• GOAL: Write out the full listing exactly as given, minus the images.

[Saved entries]
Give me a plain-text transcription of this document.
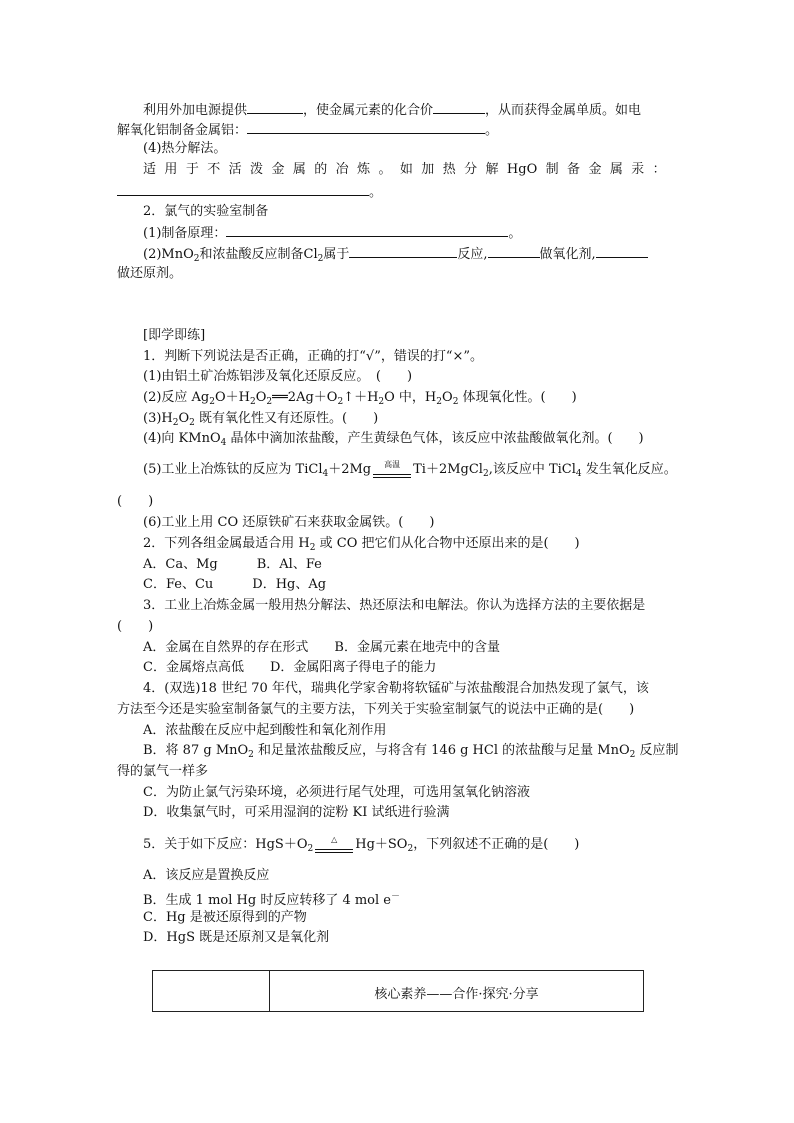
利用外加电源提供	，使金属元素的化合价	，从而获得金属单质。如电
解氧化铝制备金属铝：	。
(4)热分解法。
适 用 于 不 活 泼 金 属 的 冶 炼 。 如 加 热 分 解 HgO 制 备 金 属 汞 ：
。
2．氯气的实验室制备
(1)制备原理：	。
(2)MnO$_2$和浓盐酸反应制备$Cl_2$属于	反应,	做氧化剂,
做还原剂。
[即学即练]
1．判断下列说法是否正确，正确的打“√”，错误的打“×”。
(1)由铝土矿冶炼铝涉及氧化还原反应。　(　　)
(2)反应 $Ag_2O+H_2O_2══2Ag+O_2↑+H_2O$ 中，$H_2O_2$ 体现氧化性。(　　)
$(3)H_2O_2$ 既有氧化性又有还原性。(　　)
(4)向 KMnO$_4$ 晶体中滴加浓盐酸，产生黄绿色气体，该反应中浓盐酸做氧化剂。(　　)
(5)工业上冶炼钛的反应为 TiCl$_4$＋2Mg	高温	Ti＋2MgCl$_2$,该反应中 TiCl$_4$ 发生氧化反应。
(　　)
(6)工业上用 CO 还原铁矿石来获取金属铁。(　　)
2．下列各组金属最适合用 $H_2$ 或 CO 把它们从化合物中还原出来的是(　　)
A．Ca、Mg　　　B．Al、Fe
C．Fe、Cu　　　D．Hg、Ag
3．工业上冶炼金属一般用热分解法、热还原法和电解法。你认为选择方法的主要依据是
(　　)
A．金属在自然界的存在形式　　B．金属元素在地壳中的含量
C．金属熔点高低　　D．金属阳离子得电子的能力
4．(双选)18 世纪 70 年代，瑞典化学家舍勒将软锰矿与浓盐酸混合加热发现了氯气，该
方法至今还是实验室制备氯气的主要方法，下列关于实验室制氯气的说法中正确的是(　　)
A．浓盐酸在反应中起到酸性和氧化剂作用
B．将 87 g MnO$_2$ 和足量浓盐酸反应，与将含有 146 g HCl 的浓盐酸与足量 MnO$_2$ 反应制
得的氯气一样多
C．为防止氯气污染环境，必须进行尾气处理，可选用氢氧化钠溶液
D．收集氯气时，可采用湿润的淀粉 KI 试纸进行验满
5．关于如下反应：$HgS+O_2$
△	$Hg+SO_2$，下列叙述不正确的是(　　)
A．该反应是置换反应
B．生成 1 mol Hg 时反应转移了 4 mol e－
C．Hg 是被还原得到的产物
D．HgS 既是还原剂又是氧化剂
核心素养——合作·探究·分享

• FINISHED ANSWER:
Give me a plain-text transcription of this document.
利用外加电源提供	，使金属元素的化合价	，从而获得金属单质。如电
解氧化铝制备金属铝：	。
(4)热分解法。
适 用 于 不 活 泼 金 属 的 冶 炼 。 如 加 热 分 解 HgO 制 备 金 属 汞 ：
。
2．氯气的实验室制备
(1)制备原理：	。
(2)MnO$_2$和浓盐酸反应制备$Cl_2$属于	反应,	做氧化剂,
做还原剂。
[即学即练]
1．判断下列说法是否正确，正确的打“√”，错误的打“×”。
(1)由铝土矿冶炼铝涉及氧化还原反应。　(　　)
(2)反应 $Ag_2O+H_2O_2══2Ag+O_2↑+H_2O$ 中，$H_2O_2$ 体现氧化性。(　　)
$(3)H_2O_2$ 既有氧化性又有还原性。(　　)
(4)向 KMnO$_4$ 晶体中滴加浓盐酸，产生黄绿色气体，该反应中浓盐酸做氧化剂。(　　)
(5)工业上冶炼钛的反应为 TiCl$_4$＋2Mg	高温	Ti＋2MgCl$_2$,该反应中 TiCl$_4$ 发生氧化反应。
(　　)
(6)工业上用 CO 还原铁矿石来获取金属铁。(　　)
2．下列各组金属最适合用 $H_2$ 或 CO 把它们从化合物中还原出来的是(　　)
A．Ca、Mg　　　B．Al、Fe
C．Fe、Cu　　　D．Hg、Ag
3．工业上冶炼金属一般用热分解法、热还原法和电解法。你认为选择方法的主要依据是
(　　)
A．金属在自然界的存在形式　　B．金属元素在地壳中的含量
C．金属熔点高低　　D．金属阳离子得电子的能力
4．(双选)18 世纪 70 年代，瑞典化学家舍勒将软锰矿与浓盐酸混合加热发现了氯气，该
方法至今还是实验室制备氯气的主要方法，下列关于实验室制氯气的说法中正确的是(　　)
A．浓盐酸在反应中起到酸性和氧化剂作用
B．将 87 g MnO$_2$ 和足量浓盐酸反应，与将含有 146 g HCl 的浓盐酸与足量 MnO$_2$ 反应制
得的氯气一样多
C．为防止氯气污染环境，必须进行尾气处理，可选用氢氧化钠溶液
D．收集氯气时，可采用湿润的淀粉 KI 试纸进行验满
5．关于如下反应：$HgS+O_2$
△	$Hg+SO_2$，下列叙述不正确的是(　　)
A．该反应是置换反应
B．生成 1 mol Hg 时反应转移了 4 mol e－
C．Hg 是被还原得到的产物
D．HgS 既是还原剂又是氧化剂
核心素养——合作·探究·分享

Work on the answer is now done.